Es recurrente periódicamente el fijarse en algún caso de dependencia severa para impulsar la idea de que la vida digna pasa por poder decidir cuando morir. Quienes trabajamos en salud sabemos que los dramáticos casos de dependencia no son aislados, y posiblemente todos nos hayamos preguntado en algún momento de debilidad si es humano que determinados pacientes sigan viviendo.

Personalmente, la respuesta me la han dado los cientos de cuidadores, generalmente hijas y nueras, también hijos y yernos, padres y madres, que año tras año, día tras día, cuidan a personas que viven situaciones semejantes a la de Ángel, junto a su familiar frágil y dependiente, y el testimonio de cientos de enfermos que como María José, han visto avanzar su enfermedad al extremo de anular lo que hasta entonces consideraban era ser persona, con momentos malos, de desesperación, y momentos buenos, de aceptación y agradecimiento por estar un día más. La vida se empina. Tenemos miedo a sufrir, tenemos miedo a que nos cuiden, pero llama la atención que entre quienes padecen, los que solicitan la muerte inducida son pocos. Es nuestra naturaleza.

- Ejercicios:
- A) ¿Puedes reescribir el fragmento del texto sobre la dependencia severa que empieza con las palabras "Personalmente, la respuesta" y termina con "Es nuestra naturaleza.", poniendo "acompañantes" en lugar de "cuidadores"?
- B) ¿Cómo seguirías el texto sobre la dependencia severa a partir de donde se detiene?
Las entradas no sirven para nada de lo que aquí se pide.

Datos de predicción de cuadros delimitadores
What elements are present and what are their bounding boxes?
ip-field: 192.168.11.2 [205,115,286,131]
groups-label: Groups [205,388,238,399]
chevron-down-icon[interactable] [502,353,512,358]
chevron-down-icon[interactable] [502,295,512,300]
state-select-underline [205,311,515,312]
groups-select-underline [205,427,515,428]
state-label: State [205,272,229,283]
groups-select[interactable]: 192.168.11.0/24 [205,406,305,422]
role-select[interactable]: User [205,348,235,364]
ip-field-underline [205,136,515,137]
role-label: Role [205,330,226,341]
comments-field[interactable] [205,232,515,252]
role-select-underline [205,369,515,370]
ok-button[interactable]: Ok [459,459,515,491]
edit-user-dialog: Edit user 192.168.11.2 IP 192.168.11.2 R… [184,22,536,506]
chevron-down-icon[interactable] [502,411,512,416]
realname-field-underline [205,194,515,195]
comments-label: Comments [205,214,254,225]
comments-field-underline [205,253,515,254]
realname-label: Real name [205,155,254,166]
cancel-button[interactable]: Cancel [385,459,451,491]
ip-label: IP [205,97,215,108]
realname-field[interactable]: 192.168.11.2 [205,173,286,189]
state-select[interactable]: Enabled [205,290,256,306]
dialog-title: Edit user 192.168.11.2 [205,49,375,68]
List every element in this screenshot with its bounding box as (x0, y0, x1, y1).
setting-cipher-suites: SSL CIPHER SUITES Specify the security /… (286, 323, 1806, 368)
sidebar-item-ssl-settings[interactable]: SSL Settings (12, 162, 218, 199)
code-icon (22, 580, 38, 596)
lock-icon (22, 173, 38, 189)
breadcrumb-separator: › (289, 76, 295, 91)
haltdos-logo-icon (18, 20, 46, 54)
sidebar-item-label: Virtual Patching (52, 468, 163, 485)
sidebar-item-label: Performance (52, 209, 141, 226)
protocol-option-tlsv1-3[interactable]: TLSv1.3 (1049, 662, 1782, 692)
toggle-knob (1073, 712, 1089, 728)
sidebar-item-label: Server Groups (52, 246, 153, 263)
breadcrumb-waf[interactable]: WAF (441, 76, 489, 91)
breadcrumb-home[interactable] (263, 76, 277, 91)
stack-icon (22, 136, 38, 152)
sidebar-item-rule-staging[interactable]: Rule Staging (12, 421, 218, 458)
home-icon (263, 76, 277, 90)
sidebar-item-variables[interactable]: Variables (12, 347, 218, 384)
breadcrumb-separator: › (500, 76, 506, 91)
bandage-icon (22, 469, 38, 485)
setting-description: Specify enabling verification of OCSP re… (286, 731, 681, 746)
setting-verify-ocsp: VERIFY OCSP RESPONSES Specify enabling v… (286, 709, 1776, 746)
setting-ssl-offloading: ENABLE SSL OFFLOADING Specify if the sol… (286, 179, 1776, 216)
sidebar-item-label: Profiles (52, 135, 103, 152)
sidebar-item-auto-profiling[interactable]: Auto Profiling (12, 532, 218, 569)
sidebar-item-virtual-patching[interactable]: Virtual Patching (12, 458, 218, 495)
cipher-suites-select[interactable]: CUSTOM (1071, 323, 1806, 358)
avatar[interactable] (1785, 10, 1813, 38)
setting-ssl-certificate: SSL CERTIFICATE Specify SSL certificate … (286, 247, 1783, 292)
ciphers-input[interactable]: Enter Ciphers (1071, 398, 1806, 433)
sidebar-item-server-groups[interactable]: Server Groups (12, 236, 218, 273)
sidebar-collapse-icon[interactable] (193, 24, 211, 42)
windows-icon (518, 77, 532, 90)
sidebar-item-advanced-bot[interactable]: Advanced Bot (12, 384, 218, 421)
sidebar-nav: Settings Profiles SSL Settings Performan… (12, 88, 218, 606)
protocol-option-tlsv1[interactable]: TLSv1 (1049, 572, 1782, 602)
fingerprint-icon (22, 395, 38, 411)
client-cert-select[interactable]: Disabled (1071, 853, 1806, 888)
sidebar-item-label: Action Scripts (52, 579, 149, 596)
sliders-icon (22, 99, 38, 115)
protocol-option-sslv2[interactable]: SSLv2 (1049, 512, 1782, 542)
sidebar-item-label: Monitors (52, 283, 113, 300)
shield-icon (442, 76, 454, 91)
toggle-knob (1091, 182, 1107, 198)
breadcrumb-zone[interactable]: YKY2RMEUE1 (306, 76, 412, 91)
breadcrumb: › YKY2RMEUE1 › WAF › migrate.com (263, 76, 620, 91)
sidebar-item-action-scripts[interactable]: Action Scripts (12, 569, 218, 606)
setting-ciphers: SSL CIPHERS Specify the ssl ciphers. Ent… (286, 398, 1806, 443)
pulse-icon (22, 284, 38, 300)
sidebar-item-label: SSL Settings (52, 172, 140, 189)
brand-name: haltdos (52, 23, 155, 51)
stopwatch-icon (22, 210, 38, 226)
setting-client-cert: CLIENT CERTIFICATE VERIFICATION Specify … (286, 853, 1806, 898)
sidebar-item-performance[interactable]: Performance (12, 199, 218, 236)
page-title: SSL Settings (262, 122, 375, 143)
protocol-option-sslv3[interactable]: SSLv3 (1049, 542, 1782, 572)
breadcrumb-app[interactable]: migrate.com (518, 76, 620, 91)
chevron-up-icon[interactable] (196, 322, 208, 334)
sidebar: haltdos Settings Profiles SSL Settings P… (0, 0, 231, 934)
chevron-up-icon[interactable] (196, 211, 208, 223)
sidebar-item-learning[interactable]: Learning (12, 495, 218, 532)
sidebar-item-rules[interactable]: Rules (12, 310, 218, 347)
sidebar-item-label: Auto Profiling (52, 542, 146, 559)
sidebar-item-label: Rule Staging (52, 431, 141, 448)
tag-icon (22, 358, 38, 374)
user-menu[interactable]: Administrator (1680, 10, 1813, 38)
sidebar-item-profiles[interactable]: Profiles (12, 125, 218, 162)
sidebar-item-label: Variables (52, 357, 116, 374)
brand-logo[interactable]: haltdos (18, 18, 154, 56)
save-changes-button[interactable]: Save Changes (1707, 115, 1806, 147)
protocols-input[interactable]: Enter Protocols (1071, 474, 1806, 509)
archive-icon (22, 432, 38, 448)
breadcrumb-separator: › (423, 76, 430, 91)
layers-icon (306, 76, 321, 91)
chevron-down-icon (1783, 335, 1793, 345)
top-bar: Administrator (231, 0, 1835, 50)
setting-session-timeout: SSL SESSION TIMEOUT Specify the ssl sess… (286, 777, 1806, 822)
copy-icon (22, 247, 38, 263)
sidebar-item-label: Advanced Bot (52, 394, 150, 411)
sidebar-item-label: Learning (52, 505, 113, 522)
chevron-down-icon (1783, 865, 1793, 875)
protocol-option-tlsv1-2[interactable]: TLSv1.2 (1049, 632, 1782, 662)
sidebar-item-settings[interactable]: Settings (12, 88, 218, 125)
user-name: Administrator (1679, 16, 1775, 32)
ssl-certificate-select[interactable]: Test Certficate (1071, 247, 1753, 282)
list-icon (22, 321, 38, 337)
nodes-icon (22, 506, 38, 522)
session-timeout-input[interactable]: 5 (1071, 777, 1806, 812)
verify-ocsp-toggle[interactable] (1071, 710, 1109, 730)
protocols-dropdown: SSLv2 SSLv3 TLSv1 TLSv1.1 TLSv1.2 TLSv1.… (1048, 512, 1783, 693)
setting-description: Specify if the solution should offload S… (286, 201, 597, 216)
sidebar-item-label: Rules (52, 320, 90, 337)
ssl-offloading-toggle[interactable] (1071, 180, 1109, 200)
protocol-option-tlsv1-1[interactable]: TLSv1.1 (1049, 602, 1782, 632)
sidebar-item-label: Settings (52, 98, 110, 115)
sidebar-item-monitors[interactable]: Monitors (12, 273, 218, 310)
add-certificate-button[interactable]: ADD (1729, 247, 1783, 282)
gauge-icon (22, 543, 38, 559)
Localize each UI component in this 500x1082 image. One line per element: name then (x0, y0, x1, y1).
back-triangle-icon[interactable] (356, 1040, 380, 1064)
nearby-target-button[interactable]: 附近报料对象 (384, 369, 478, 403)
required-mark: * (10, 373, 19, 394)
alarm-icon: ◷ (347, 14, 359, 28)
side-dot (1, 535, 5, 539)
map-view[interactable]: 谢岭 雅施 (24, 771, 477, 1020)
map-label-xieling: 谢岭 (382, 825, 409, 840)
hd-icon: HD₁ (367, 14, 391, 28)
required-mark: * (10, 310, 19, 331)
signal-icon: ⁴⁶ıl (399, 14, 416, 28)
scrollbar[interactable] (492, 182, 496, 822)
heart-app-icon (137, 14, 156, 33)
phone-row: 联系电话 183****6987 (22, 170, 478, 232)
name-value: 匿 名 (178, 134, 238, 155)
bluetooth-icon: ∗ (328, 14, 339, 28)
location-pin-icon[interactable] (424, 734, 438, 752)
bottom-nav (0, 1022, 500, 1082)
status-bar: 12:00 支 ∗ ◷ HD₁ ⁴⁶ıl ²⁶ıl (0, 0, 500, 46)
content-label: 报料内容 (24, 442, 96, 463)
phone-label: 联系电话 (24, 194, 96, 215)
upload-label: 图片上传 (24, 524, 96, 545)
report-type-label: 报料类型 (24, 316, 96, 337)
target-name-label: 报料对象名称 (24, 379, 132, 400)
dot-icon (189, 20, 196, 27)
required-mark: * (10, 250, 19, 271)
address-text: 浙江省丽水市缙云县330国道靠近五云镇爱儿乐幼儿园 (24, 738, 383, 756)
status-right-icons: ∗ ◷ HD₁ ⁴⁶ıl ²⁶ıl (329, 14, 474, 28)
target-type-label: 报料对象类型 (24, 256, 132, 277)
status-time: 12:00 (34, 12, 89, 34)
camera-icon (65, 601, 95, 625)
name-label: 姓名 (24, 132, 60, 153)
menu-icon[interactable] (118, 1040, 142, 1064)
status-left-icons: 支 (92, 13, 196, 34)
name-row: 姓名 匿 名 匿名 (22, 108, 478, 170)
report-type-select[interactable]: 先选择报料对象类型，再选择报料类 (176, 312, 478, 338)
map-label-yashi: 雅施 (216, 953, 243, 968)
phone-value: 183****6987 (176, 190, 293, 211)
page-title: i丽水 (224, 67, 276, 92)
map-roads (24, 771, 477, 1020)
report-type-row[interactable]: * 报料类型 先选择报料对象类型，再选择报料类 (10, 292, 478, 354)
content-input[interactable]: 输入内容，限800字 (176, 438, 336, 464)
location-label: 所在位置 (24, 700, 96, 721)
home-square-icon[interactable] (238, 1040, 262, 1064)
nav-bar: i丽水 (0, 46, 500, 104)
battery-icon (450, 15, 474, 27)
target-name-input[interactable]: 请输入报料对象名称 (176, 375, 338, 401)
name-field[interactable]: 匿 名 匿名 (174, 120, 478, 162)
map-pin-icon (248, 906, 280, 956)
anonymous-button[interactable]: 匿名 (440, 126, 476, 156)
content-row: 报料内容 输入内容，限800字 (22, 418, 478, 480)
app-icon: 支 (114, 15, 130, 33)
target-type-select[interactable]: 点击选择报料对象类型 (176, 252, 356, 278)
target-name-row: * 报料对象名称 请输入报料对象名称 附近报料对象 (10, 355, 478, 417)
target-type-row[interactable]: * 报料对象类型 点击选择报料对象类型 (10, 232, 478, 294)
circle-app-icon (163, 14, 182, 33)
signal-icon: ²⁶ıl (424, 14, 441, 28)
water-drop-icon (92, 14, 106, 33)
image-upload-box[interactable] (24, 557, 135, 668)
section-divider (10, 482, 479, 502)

- Respuestas:
- A)
Personalmente, la respuesta me la han dado los cientos de acompañantes, generalmente hijas y nueras, también hijos y yernos, padres y madres, que año tras año, día tras día, cuidan a personas que viven situaciones semejantes a la de Ángel, junto a su familiar frágil y dependiente, y el testimonio de cientos de enfermos que como María José, han visto avanzar su enfermedad al extremo de anular lo que hasta entonces consideraban era ser persona, con momentos malos, de desesperación, y momentos buenos, de aceptación y agradecimiento por estar un día más. La vida se empina. Tenemos miedo a sufrir, tenemos miedo a que nos cuiden, pero llama la atención que entre quienes padecen, los que solicitan la muerte inducida son pocos. Es nuestra naturaleza.

- B)
El suicidio asistido no es una alternativa. Aceptarlo socialmente, legislar sobre la obligación de matar a quien sufre y lo solicita, el mero hecho de plantearlo, añade sufrimiento al sufrimiento. Miles de luchadores, de héroes anónimos, pueden pasar a sentirse cuestionados en su derecho a ser atendidos incondicionalmente, pase lo que pase. El tener a nuestras familias dedicadas a nuestro cuidado es un hecho natural, el que la sociedad nos asista es un derecho alcanzado tras años de lucha. Con el suicidio asistido, el seguir viviendo pasa de ser un hecho a ser una elección, lo que añade a la enfermedad el sufrimiento de sentirse responsable, por decisión propia, del perjuicio ocasionado a la familia o la sociedad, poniéndonos en la cruel tesitura de decidir qué día morir.